*BRIEF*
A complete, word-for-word restatement of the entries is needed.

[Records contained in a dataset]
- - - - -

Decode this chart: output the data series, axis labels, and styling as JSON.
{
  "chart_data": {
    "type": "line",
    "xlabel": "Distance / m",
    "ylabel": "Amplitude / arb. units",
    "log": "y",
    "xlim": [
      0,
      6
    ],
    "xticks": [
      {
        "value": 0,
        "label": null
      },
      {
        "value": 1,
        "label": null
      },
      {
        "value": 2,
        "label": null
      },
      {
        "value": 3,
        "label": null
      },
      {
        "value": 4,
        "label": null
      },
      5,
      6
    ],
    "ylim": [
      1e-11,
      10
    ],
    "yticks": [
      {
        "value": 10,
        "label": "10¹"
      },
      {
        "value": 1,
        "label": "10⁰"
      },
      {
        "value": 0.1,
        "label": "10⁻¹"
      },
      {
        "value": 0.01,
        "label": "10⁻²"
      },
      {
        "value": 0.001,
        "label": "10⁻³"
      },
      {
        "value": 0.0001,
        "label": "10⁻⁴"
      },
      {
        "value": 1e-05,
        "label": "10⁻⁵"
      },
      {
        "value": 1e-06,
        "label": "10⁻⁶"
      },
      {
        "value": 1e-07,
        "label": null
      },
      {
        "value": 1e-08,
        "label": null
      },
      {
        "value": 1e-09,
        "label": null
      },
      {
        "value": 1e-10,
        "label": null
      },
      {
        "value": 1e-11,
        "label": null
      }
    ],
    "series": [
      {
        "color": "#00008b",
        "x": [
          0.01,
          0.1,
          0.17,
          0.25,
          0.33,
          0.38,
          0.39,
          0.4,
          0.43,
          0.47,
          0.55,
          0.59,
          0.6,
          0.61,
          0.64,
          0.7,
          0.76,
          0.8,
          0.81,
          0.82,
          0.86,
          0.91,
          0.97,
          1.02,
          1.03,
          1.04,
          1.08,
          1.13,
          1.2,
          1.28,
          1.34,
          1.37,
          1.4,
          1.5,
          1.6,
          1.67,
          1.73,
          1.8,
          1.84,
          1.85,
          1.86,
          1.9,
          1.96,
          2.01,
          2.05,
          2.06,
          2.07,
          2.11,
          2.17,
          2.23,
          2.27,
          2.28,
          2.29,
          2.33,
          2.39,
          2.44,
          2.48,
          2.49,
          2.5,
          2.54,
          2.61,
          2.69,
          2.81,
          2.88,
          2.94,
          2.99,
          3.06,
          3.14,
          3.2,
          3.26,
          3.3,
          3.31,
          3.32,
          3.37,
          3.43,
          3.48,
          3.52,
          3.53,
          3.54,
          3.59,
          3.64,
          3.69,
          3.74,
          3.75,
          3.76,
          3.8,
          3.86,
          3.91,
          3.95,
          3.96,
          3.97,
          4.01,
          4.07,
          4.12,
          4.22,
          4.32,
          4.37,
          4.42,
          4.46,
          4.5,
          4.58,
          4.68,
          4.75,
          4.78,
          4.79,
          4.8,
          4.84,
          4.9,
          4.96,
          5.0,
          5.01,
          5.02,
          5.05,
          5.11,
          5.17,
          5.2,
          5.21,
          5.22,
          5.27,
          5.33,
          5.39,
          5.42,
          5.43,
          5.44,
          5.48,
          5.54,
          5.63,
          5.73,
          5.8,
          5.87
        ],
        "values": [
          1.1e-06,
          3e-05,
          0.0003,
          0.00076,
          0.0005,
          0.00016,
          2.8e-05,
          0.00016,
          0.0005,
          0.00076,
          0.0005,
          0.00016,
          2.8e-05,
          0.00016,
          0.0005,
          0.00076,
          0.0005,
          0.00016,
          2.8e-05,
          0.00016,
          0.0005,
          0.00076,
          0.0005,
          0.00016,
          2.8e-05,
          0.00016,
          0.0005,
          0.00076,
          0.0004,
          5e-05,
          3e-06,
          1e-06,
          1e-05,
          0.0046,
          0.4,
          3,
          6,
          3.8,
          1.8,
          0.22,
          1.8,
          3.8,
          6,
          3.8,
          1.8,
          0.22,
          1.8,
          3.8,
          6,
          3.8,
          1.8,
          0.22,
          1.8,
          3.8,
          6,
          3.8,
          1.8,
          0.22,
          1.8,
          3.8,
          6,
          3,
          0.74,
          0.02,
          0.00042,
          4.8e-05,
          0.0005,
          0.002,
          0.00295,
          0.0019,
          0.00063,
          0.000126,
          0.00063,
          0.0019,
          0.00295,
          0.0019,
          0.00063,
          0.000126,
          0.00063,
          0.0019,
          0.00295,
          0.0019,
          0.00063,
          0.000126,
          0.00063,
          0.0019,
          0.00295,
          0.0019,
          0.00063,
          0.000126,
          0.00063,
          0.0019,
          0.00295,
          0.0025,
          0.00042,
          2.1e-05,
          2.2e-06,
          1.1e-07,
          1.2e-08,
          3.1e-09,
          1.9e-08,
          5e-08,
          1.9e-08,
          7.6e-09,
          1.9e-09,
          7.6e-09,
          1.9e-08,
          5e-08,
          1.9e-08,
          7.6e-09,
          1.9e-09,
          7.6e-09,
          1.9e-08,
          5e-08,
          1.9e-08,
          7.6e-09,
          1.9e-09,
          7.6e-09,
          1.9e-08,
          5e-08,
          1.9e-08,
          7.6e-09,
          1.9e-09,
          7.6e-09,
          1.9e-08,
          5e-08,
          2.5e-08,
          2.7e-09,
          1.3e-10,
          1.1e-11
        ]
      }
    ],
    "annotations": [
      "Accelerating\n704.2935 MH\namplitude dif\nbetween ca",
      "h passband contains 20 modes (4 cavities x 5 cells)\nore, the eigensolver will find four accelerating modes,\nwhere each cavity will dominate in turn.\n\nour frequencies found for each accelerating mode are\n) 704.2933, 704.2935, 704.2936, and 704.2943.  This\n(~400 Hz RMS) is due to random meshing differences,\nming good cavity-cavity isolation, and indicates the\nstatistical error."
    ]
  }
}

- - - - -

*ANSWER TO THIS EXERCISE*
Decode this chart: output the data series, axis labels, and styling as JSON.
{
  "chart_data": {
    "type": "line",
    "xlabel": "Distance / m",
    "ylabel": "Amplitude / arb. units",
    "log": "y",
    "xlim": [
      0,
      6
    ],
    "xticks": [
      {
        "value": 0,
        "label": null
      },
      {
        "value": 1,
        "label": null
      },
      {
        "value": 2,
        "label": null
      },
      {
        "value": 3,
        "label": null
      },
      {
        "value": 4,
        "label": null
      },
      5,
      6
    ],
    "ylim": [
      1e-11,
      10
    ],
    "yticks": [
      {
        "value": 10,
        "label": "10¹"
      },
      {
        "value": 1,
        "label": "10⁰"
      },
      {
        "value": 0.1,
        "label": "10⁻¹"
      },
      {
        "value": 0.01,
        "label": "10⁻²"
      },
      {
        "value": 0.001,
        "label": "10⁻³"
      },
      {
        "value": 0.0001,
        "label": "10⁻⁴"
      },
      {
        "value": 1e-05,
        "label": "10⁻⁵"
      },
      {
        "value": 1e-06,
        "label": "10⁻⁶"
      },
      {
        "value": 1e-07,
        "label": null
      },
      {
        "value": 1e-08,
        "label": null
      },
      {
        "value": 1e-09,
        "label": null
      },
      {
        "value": 1e-10,
        "label": null
      },
      {
        "value": 1e-11,
        "label": null
      }
    ],
    "series": [
      {
        "color": "#00008b",
        "x": [
          0.01,
          0.1,
          0.17,
          0.25,
          0.33,
          0.38,
          0.39,
          0.4,
          0.43,
          0.47,
          0.55,
          0.59,
          0.6,
          0.61,
          0.64,
          0.7,
          0.76,
          0.8,
          0.81,
          0.82,
          0.86,
          0.91,
          0.97,
          1.02,
          1.03,
          1.04,
          1.08,
          1.13,
          1.2,
          1.28,
          1.34,
          1.37,
          1.4,
          1.5,
          1.6,
          1.67,
          1.73,
          1.8,
          1.84,
          1.85,
          1.86,
          1.9,
          1.96,
          2.01,
          2.05,
          2.06,
          2.07,
          2.11,
          2.17,
          2.23,
          2.27,
          2.28,
          2.29,
          2.33,
          2.39,
          2.44,
          2.48,
          2.49,
          2.5,
          2.54,
          2.61,
          2.69,
          2.81,
          2.88,
          2.94,
          2.99,
          3.06,
          3.14,
          3.2,
          3.26,
          3.3,
          3.31,
          3.32,
          3.37,
          3.43,
          3.48,
          3.52,
          3.53,
          3.54,
          3.59,
          3.64,
          3.69,
          3.74,
          3.75,
          3.76,
          3.8,
          3.86,
          3.91,
          3.95,
          3.96,
          3.97,
          4.01,
          4.07,
          4.12,
          4.22,
          4.32,
          4.37,
          4.42,
          4.46,
          4.5,
          4.58,
          4.68,
          4.75,
          4.78,
          4.79,
          4.8,
          4.84,
          4.9,
          4.96,
          5.0,
          5.01,
          5.02,
          5.05,
          5.11,
          5.17,
          5.2,
          5.21,
          5.22,
          5.27,
          5.33,
          5.39,
          5.42,
          5.43,
          5.44,
          5.48,
          5.54,
          5.63,
          5.73,
          5.8,
          5.87
        ],
        "values": [
          1.1e-06,
          3e-05,
          0.0003,
          0.00076,
          0.0005,
          0.00016,
          2.8e-05,
          0.00016,
          0.0005,
          0.00076,
          0.0005,
          0.00016,
          2.8e-05,
          0.00016,
          0.0005,
          0.00076,
          0.0005,
          0.00016,
          2.8e-05,
          0.00016,
          0.0005,
          0.00076,
          0.0005,
          0.00016,
          2.8e-05,
          0.00016,
          0.0005,
          0.00076,
          0.0004,
          5e-05,
          3e-06,
          1e-06,
          1e-05,
          0.0046,
          0.4,
          3,
          6,
          3.8,
          1.8,
          0.22,
          1.8,
          3.8,
          6,
          3.8,
          1.8,
          0.22,
          1.8,
          3.8,
          6,
          3.8,
          1.8,
          0.22,
          1.8,
          3.8,
          6,
          3.8,
          1.8,
          0.22,
          1.8,
          3.8,
          6,
          3,
          0.74,
          0.02,
          0.00042,
          4.8e-05,
          0.0005,
          0.002,
          0.00295,
          0.0019,
          0.00063,
          0.000126,
          0.00063,
          0.0019,
          0.00295,
          0.0019,
          0.00063,
          0.000126,
          0.00063,
          0.0019,
          0.00295,
          0.0019,
          0.00063,
          0.000126,
          0.00063,
          0.0019,
          0.00295,
          0.0019,
          0.00063,
          0.000126,
          0.00063,
          0.0019,
          0.00295,
          0.0025,
          0.00042,
          2.1e-05,
          2.2e-06,
          1.1e-07,
          1.2e-08,
          3.1e-09,
          1.9e-08,
          5e-08,
          1.9e-08,
          7.6e-09,
          1.9e-09,
          7.6e-09,
          1.9e-08,
          5e-08,
          1.9e-08,
          7.6e-09,
          1.9e-09,
          7.6e-09,
          1.9e-08,
          5e-08,
          1.9e-08,
          7.6e-09,
          1.9e-09,
          7.6e-09,
          1.9e-08,
          5e-08,
          1.9e-08,
          7.6e-09,
          1.9e-09,
          7.6e-09,
          1.9e-08,
          5e-08,
          2.5e-08,
          2.7e-09,
          1.3e-10,
          1.1e-11
        ]
      }
    ],
    "annotations": [
      "Accelerating\n704.2935 MH\namplitude dif\nbetween ca",
      "h passband contains 20 modes (4 cavities x 5 cells)\nore, the eigensolver will find four accelerating modes,\nwhere each cavity will dominate in turn.\n\nour frequencies found for each accelerating mode are\n) 704.2933, 704.2935, 704.2936, and 704.2943.  This\n(~400 Hz RMS) is due to random meshing differences,\nming good cavity-cavity isolation, and indicates the\nstatistical error."
    ]
  }
}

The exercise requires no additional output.